▸ **ENTRIES**

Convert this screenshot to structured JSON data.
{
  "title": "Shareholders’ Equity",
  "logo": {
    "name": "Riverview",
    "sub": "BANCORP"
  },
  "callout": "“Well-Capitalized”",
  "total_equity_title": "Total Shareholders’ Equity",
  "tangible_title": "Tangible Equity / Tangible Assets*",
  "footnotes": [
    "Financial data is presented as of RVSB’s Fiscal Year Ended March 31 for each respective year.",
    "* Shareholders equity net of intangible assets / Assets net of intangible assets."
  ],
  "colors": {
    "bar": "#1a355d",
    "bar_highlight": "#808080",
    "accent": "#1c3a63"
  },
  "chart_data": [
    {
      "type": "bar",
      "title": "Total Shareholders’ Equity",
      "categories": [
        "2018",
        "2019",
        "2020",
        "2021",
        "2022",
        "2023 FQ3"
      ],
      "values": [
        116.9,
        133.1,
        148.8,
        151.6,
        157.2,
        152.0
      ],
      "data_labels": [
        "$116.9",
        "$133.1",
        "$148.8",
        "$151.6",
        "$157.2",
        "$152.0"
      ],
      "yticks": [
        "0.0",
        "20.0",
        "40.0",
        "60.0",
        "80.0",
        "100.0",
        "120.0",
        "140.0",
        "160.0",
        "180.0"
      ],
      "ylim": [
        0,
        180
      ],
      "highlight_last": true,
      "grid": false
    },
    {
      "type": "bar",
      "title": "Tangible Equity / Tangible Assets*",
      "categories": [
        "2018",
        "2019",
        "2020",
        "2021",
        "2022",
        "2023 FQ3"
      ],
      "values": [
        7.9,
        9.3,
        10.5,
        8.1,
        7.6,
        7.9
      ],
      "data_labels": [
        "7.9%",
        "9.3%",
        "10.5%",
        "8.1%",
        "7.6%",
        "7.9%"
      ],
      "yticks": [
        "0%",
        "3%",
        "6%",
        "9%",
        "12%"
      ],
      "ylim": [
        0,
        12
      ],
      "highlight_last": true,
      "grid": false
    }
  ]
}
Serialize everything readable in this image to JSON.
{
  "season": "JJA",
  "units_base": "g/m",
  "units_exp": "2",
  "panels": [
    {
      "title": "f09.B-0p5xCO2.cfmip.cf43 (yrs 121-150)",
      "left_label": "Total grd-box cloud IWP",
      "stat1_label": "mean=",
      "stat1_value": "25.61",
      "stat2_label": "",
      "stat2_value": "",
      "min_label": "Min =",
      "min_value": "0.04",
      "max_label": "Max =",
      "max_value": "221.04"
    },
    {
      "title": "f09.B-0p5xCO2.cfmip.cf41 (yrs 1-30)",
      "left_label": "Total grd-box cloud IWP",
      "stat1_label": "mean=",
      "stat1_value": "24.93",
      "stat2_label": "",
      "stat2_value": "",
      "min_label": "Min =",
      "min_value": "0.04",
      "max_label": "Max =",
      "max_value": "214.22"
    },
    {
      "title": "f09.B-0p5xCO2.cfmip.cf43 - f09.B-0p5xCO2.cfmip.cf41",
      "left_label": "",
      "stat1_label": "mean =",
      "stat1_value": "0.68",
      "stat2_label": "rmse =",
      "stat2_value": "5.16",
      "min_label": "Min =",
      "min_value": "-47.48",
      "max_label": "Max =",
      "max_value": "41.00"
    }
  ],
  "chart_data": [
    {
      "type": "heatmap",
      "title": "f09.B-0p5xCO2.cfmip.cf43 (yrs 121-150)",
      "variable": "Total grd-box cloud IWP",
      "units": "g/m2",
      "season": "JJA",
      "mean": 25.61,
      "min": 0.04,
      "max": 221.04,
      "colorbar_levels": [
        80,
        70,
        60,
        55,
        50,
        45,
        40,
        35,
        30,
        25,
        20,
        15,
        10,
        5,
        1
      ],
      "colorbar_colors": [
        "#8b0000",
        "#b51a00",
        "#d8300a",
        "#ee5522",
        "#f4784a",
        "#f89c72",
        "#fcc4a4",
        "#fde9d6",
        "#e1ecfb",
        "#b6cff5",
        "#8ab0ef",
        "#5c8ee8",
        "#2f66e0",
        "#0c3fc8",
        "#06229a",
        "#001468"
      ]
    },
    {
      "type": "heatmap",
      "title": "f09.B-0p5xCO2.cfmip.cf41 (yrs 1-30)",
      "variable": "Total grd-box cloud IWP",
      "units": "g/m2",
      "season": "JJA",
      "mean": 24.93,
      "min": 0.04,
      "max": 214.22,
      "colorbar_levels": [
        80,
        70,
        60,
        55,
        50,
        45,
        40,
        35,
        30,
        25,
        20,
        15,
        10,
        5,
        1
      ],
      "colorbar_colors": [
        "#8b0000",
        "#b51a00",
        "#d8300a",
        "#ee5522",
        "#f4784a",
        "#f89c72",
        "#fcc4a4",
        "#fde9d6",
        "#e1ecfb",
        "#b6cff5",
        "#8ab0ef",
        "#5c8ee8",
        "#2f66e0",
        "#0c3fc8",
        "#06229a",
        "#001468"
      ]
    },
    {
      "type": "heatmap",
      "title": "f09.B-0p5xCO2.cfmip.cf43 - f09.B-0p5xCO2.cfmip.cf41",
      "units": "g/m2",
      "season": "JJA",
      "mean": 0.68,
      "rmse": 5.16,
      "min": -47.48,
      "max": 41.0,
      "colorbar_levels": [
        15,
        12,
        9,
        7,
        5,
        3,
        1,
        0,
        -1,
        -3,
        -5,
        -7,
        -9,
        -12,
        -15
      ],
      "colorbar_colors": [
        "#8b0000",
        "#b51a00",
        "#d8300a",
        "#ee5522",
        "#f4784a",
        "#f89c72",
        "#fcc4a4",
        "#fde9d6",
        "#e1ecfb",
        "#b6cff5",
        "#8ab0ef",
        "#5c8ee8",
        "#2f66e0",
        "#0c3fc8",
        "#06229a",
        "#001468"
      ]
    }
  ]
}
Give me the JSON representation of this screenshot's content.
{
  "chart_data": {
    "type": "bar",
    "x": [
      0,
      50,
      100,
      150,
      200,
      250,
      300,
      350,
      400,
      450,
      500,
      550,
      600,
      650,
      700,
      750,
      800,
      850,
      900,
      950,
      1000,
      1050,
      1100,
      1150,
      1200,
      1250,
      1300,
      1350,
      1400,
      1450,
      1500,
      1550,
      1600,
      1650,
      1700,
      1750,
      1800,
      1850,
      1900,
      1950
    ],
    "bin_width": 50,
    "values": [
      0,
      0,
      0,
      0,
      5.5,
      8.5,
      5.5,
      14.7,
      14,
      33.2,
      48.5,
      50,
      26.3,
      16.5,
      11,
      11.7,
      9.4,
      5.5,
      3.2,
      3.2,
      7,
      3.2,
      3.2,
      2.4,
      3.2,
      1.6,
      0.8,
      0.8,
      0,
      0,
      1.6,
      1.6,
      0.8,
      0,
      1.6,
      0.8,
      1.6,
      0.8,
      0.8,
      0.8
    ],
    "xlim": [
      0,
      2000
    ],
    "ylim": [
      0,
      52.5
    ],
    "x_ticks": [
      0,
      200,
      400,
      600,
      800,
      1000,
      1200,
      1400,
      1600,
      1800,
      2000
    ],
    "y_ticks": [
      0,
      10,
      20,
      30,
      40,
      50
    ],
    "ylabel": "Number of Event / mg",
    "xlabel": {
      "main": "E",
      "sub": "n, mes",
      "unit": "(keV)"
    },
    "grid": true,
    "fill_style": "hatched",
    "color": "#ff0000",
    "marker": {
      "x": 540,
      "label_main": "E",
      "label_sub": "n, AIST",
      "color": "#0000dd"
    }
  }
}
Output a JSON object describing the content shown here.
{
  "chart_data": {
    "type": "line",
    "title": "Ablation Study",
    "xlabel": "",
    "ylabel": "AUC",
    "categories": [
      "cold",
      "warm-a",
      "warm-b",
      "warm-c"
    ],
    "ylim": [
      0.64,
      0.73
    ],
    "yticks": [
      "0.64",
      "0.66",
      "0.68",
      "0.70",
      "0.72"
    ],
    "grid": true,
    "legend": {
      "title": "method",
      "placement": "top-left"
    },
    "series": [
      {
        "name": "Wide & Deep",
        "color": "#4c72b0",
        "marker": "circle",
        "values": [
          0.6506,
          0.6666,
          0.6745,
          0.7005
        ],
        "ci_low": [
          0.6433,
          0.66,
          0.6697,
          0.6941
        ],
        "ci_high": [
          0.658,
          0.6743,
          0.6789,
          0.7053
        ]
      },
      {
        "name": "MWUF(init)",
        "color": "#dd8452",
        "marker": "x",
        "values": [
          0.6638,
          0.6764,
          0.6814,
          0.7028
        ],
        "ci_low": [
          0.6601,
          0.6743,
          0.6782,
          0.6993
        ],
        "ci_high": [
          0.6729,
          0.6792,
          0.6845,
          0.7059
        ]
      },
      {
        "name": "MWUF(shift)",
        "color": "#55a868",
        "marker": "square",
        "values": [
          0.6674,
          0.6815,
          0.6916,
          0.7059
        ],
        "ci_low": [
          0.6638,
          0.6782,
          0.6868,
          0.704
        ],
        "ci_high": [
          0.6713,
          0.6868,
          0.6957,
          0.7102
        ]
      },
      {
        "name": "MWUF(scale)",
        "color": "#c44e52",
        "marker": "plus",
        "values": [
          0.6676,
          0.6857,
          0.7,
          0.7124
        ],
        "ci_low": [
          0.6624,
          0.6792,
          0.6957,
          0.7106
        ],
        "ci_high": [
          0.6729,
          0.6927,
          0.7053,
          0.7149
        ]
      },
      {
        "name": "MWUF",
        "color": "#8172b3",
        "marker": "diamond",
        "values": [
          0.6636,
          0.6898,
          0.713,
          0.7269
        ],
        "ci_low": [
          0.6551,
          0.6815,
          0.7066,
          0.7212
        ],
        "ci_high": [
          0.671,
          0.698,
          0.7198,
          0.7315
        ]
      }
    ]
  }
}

▸ **WHAT NEEDS TO BE DONE**
Show every line from the listing above in which the string "ylabel" appears.

▸ **TASK RESPONSE**
    "ylabel": "Number of Event / mg",
    "ylabel": "AUC",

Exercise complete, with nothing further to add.